Given records:
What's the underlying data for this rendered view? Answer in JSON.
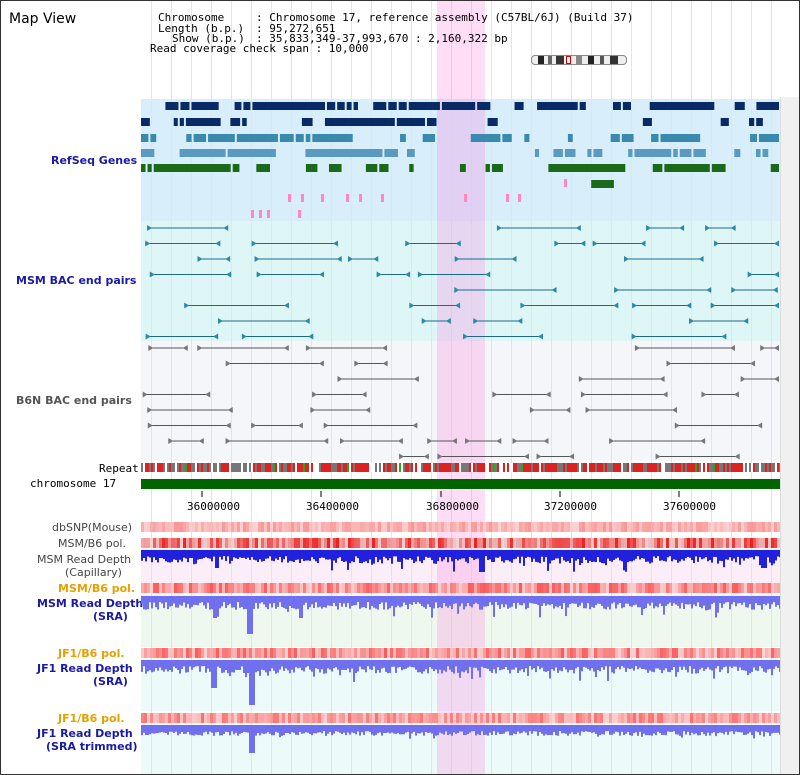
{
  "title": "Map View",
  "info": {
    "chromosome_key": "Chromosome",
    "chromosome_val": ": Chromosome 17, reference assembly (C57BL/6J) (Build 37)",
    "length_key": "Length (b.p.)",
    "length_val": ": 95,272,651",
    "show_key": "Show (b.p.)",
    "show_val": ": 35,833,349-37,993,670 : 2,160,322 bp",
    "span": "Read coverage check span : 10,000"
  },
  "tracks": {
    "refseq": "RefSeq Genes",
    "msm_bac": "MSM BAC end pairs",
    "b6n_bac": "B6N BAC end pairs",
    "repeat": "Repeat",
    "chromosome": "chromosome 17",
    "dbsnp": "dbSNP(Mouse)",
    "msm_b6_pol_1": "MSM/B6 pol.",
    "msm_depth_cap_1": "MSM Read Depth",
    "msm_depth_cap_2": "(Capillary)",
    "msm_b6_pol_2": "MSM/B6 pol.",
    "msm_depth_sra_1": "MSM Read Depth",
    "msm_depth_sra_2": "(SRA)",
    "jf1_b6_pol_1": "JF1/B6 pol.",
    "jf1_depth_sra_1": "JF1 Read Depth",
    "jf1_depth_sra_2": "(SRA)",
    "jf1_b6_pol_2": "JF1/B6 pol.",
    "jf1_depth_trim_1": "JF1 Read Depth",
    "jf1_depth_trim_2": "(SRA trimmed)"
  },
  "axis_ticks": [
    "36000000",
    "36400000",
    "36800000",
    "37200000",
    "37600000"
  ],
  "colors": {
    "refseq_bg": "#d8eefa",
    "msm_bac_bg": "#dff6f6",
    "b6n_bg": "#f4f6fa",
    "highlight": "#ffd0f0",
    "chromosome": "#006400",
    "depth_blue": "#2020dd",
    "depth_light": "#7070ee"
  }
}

--

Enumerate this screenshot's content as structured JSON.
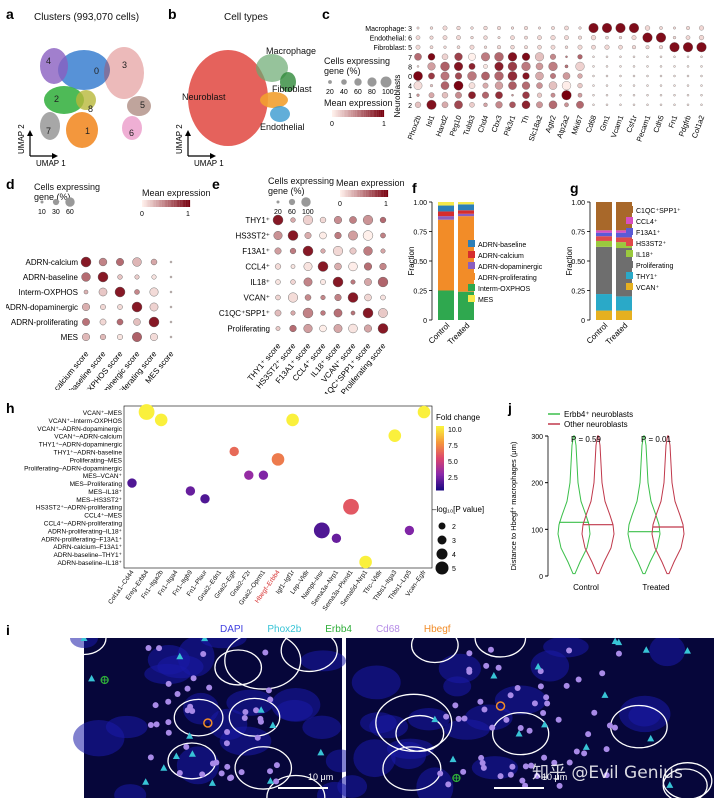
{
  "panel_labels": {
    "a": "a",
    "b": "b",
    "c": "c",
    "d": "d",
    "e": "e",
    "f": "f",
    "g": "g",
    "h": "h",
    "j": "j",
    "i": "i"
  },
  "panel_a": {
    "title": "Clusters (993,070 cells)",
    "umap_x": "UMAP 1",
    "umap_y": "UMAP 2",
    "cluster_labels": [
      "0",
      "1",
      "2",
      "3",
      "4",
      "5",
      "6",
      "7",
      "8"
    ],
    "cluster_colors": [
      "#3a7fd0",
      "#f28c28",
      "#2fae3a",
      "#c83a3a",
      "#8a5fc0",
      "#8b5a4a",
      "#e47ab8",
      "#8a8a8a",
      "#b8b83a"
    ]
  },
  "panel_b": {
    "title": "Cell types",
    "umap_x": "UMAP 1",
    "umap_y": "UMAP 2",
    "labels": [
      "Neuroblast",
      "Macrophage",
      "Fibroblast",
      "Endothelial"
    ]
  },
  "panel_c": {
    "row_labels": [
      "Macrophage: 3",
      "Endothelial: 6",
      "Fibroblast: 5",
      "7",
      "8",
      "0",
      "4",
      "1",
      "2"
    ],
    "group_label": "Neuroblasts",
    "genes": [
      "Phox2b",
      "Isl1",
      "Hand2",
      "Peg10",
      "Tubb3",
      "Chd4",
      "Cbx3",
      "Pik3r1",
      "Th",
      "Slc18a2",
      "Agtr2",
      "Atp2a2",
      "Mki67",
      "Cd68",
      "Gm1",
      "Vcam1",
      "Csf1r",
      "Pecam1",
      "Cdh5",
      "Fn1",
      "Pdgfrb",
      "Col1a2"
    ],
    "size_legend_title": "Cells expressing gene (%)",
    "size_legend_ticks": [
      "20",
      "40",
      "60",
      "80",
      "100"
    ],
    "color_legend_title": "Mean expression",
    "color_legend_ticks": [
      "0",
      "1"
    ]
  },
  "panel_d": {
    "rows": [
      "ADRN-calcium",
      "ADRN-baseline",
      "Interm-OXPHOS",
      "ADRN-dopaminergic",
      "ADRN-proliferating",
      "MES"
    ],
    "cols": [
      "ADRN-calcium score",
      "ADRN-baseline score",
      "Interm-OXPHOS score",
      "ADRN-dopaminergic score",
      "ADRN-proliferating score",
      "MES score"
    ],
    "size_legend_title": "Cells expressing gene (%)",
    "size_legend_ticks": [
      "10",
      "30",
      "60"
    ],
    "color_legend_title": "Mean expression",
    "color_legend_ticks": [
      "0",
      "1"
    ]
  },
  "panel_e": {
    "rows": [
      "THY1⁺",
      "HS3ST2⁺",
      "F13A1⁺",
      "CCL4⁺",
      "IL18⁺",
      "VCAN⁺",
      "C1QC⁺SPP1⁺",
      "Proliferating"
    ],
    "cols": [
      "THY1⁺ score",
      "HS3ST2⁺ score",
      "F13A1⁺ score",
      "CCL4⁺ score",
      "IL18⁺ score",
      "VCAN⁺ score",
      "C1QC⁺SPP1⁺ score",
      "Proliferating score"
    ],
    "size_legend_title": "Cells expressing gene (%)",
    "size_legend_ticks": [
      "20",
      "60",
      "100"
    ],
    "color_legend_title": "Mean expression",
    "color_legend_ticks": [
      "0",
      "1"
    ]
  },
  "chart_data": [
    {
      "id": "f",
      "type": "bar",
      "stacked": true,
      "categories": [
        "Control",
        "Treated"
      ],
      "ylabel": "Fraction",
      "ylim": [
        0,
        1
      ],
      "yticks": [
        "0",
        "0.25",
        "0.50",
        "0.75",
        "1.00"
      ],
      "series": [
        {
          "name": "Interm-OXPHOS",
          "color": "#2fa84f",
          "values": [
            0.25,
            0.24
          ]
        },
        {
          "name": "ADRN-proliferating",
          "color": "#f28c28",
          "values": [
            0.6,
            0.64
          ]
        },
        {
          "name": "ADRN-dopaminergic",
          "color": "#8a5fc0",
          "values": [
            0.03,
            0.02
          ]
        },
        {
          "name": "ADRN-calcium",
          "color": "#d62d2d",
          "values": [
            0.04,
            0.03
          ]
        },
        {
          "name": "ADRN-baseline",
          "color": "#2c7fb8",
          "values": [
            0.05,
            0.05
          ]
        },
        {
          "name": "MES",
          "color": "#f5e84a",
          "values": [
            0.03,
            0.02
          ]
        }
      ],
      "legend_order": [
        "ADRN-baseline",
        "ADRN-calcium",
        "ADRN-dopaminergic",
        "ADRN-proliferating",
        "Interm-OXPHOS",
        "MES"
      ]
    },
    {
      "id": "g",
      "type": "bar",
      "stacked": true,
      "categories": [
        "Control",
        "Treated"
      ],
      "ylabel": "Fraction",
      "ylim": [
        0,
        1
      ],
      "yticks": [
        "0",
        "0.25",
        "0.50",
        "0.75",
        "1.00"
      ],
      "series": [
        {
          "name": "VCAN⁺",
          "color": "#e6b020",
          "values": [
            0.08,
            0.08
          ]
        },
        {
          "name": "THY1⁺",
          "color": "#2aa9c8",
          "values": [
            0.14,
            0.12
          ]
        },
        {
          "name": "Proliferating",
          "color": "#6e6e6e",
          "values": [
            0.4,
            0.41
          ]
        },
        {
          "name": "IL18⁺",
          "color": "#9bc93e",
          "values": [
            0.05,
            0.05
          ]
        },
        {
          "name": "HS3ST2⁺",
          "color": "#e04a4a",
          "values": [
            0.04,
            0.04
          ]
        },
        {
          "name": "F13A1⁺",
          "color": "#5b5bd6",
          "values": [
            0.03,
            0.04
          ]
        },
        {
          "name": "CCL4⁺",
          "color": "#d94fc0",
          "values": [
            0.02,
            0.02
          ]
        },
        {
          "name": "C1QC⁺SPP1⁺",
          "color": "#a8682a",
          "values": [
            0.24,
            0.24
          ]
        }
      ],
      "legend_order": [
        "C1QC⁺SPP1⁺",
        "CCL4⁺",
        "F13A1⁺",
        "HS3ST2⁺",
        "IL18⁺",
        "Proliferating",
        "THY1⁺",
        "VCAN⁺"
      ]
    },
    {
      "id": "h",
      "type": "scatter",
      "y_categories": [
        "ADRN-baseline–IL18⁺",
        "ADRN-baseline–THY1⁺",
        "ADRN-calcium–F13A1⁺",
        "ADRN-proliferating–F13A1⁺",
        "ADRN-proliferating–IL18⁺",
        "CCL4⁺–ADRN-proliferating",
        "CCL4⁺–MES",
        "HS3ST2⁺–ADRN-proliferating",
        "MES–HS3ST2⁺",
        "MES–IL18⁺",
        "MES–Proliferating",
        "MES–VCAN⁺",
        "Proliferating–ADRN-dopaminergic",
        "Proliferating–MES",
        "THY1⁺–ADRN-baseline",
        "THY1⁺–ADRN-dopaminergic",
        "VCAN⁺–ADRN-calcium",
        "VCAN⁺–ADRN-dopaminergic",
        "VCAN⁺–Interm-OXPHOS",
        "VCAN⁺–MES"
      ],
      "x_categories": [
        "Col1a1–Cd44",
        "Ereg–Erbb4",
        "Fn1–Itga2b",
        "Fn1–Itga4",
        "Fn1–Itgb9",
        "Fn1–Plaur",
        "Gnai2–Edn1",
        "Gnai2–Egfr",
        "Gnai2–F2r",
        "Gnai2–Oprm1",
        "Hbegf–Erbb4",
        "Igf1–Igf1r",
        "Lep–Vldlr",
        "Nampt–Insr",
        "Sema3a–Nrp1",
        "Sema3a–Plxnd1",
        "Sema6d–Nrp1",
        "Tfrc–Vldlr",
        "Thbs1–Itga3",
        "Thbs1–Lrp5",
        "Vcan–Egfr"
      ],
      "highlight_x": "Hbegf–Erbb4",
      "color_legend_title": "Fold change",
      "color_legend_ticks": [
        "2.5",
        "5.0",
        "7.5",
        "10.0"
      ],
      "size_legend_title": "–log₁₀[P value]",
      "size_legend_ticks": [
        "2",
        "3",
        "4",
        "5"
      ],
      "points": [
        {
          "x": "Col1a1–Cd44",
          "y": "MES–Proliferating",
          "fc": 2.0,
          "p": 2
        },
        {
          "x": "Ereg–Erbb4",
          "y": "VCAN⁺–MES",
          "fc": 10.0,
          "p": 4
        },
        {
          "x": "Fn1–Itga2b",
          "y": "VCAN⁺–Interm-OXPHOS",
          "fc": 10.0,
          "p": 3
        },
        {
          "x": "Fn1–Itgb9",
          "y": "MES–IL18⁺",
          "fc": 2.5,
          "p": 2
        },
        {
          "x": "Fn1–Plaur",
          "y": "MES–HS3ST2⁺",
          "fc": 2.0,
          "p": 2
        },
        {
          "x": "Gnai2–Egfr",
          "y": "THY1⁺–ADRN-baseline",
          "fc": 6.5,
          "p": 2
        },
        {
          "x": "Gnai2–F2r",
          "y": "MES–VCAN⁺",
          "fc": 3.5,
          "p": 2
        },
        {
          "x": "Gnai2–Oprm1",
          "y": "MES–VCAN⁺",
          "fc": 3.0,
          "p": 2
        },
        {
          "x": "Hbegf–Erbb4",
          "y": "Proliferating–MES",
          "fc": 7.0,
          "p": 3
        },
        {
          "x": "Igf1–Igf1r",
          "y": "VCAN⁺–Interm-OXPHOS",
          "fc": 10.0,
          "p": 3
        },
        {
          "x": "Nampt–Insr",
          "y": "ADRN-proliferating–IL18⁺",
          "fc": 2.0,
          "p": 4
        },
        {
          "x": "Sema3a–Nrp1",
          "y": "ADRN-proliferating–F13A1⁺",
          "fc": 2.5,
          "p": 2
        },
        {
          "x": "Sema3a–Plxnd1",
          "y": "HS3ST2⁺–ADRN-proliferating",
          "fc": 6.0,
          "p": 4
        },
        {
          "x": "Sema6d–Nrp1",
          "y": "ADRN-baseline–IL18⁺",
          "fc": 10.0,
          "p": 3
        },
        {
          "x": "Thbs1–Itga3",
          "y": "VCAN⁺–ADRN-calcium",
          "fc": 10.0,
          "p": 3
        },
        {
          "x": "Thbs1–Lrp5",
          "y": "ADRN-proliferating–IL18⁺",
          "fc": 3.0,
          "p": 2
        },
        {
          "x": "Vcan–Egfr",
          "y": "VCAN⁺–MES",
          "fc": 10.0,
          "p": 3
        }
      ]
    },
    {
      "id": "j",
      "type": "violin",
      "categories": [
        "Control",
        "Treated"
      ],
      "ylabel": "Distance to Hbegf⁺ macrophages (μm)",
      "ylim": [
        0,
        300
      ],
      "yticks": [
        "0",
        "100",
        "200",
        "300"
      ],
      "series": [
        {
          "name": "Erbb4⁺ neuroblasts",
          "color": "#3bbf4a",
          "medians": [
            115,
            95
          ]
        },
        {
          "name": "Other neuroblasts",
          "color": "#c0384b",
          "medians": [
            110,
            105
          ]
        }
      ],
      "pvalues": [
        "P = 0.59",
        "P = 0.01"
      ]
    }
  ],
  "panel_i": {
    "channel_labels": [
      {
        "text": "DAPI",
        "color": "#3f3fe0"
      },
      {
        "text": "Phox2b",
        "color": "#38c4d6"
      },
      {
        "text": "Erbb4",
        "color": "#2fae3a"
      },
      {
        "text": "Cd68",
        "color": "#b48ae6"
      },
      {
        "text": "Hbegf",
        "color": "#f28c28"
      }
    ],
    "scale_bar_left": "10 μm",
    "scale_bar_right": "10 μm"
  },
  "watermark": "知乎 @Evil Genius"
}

Instructions to follow: All lines above with "baseline" in them should be returned.

Expected answer:
      "ADRN-baseline",
      "ADRN-baseline score",
          "name": "ADRN-baseline",
        "ADRN-baseline",
        "ADRN-baseline–IL18⁺",
        "ADRN-baseline–THY1⁺",
        "THY1⁺–ADRN-baseline",
          "y": "THY1⁺–ADRN-baseline",
          "y": "ADRN-baseline–IL18⁺",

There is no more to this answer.